Provided records:
━━━━━━

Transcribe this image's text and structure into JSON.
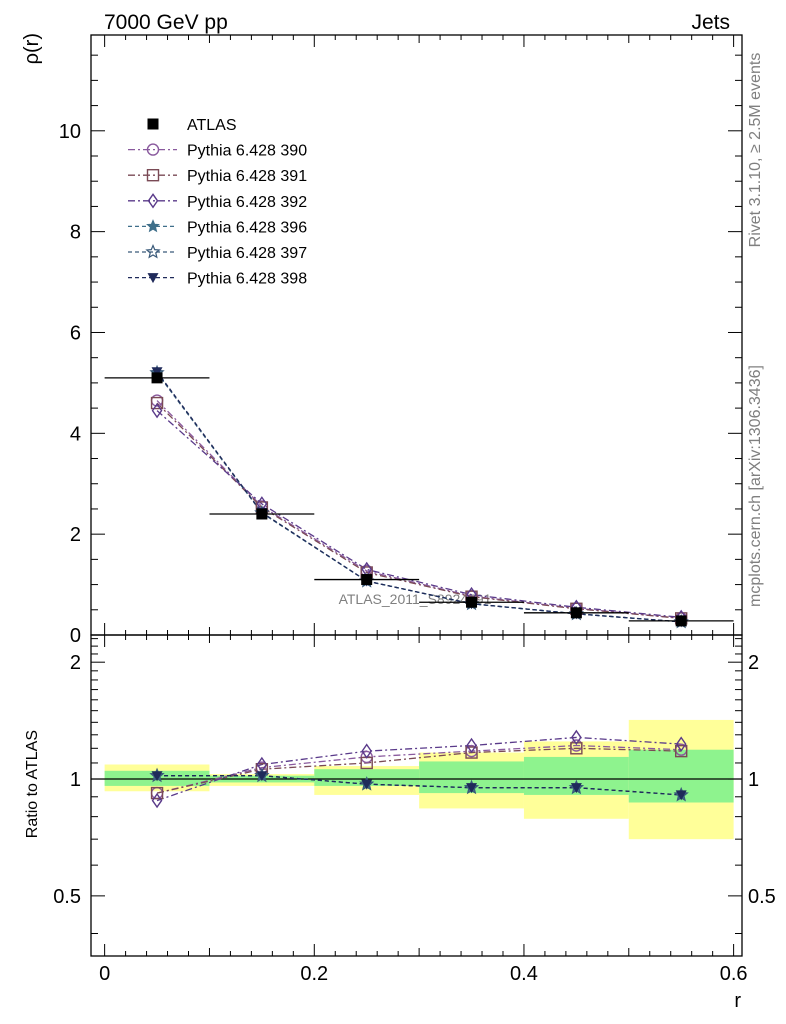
{
  "header": {
    "left_label": "7000 GeV pp",
    "right_label": "Jets"
  },
  "side_texts": {
    "rivet": "Rivet 3.1.10, ≥ 2.5M events",
    "mcplots": "mcplots.cern.ch [arXiv:1306.3436]"
  },
  "watermark": "ATLAS_2011_S8924791",
  "chart_data": {
    "type": "line",
    "xlabel": "r",
    "main_panel": {
      "ylabel": "ρ(r)",
      "ylim": [
        0,
        11.9
      ],
      "yticks": [
        0,
        2,
        4,
        6,
        8,
        10
      ],
      "ytick_labels": [
        "0",
        "2",
        "4",
        "6",
        "8",
        "10"
      ]
    },
    "ratio_panel": {
      "ylabel": "Ratio to ATLAS",
      "ylim": [
        0.35,
        2.35
      ],
      "log_scale": true,
      "yticks": [
        0.5,
        1,
        2
      ],
      "ytick_labels": [
        "0.5",
        "1",
        "2"
      ]
    },
    "xlim": [
      -0.013,
      0.608
    ],
    "xticks": [
      0,
      0.2,
      0.4,
      0.6
    ],
    "xtick_labels": [
      "0",
      "0.2",
      "0.4",
      "0.6"
    ],
    "x": [
      0.05,
      0.15,
      0.25,
      0.35,
      0.45,
      0.55
    ],
    "bin_edges": [
      0,
      0.1,
      0.2,
      0.3,
      0.4,
      0.5,
      0.6
    ],
    "reference": {
      "name": "ATLAS",
      "values": [
        5.1,
        2.4,
        1.1,
        0.65,
        0.44,
        0.28
      ],
      "ratio_band_inner": [
        [
          0.96,
          1.05
        ],
        [
          0.98,
          1.02
        ],
        [
          0.96,
          1.06
        ],
        [
          0.92,
          1.11
        ],
        [
          0.91,
          1.14
        ],
        [
          0.87,
          1.19
        ]
      ],
      "ratio_band_outer": [
        [
          0.93,
          1.09
        ],
        [
          0.96,
          1.03
        ],
        [
          0.91,
          1.08
        ],
        [
          0.84,
          1.17
        ],
        [
          0.79,
          1.25
        ],
        [
          0.7,
          1.42
        ]
      ]
    },
    "series": [
      {
        "name": "Pythia 6.428 390",
        "color": "#8a5a9e",
        "dash": "7,3,2,3",
        "marker": "circle-open",
        "values": [
          4.65,
          2.55,
          1.27,
          0.77,
          0.53,
          0.33
        ],
        "ratio": [
          0.92,
          1.07,
          1.14,
          1.18,
          1.22,
          1.19
        ]
      },
      {
        "name": "Pythia 6.428 391",
        "color": "#7a4a55",
        "dash": "7,3,2,3",
        "marker": "square-open",
        "values": [
          4.6,
          2.53,
          1.24,
          0.76,
          0.52,
          0.33
        ],
        "ratio": [
          0.92,
          1.06,
          1.1,
          1.17,
          1.2,
          1.18
        ]
      },
      {
        "name": "Pythia 6.428 392",
        "color": "#5a3a8a",
        "dash": "7,3,2,3",
        "marker": "diamond-open",
        "values": [
          4.45,
          2.6,
          1.3,
          0.8,
          0.55,
          0.35
        ],
        "ratio": [
          0.88,
          1.09,
          1.18,
          1.22,
          1.28,
          1.23
        ]
      },
      {
        "name": "Pythia 6.428 396",
        "color": "#3f6f8a",
        "dash": "4,3",
        "marker": "star-filled",
        "values": [
          5.2,
          2.42,
          1.07,
          0.62,
          0.42,
          0.26
        ],
        "ratio": [
          1.02,
          1.02,
          0.97,
          0.95,
          0.95,
          0.91
        ]
      },
      {
        "name": "Pythia 6.428 397",
        "color": "#3a5a7a",
        "dash": "4,3",
        "marker": "star-open",
        "values": [
          5.2,
          2.42,
          1.07,
          0.62,
          0.42,
          0.26
        ],
        "ratio": [
          1.02,
          1.02,
          0.97,
          0.95,
          0.95,
          0.91
        ]
      },
      {
        "name": "Pythia 6.428 398",
        "color": "#1f2a5a",
        "dash": "4,3",
        "marker": "triangle-down-filled",
        "values": [
          5.22,
          2.43,
          1.07,
          0.62,
          0.42,
          0.26
        ],
        "ratio": [
          1.02,
          1.02,
          0.97,
          0.95,
          0.95,
          0.91
        ]
      }
    ]
  },
  "colors": {
    "band_inner": "#8ef38e",
    "band_outer": "#ffff99",
    "reference": "#000000",
    "watermark": "#7f7f7f"
  }
}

━━━━━━

What is being asked:
Within the data above, count the lines that contain the string "Pythia"; the reply is the number alone.

Answer to the task:
6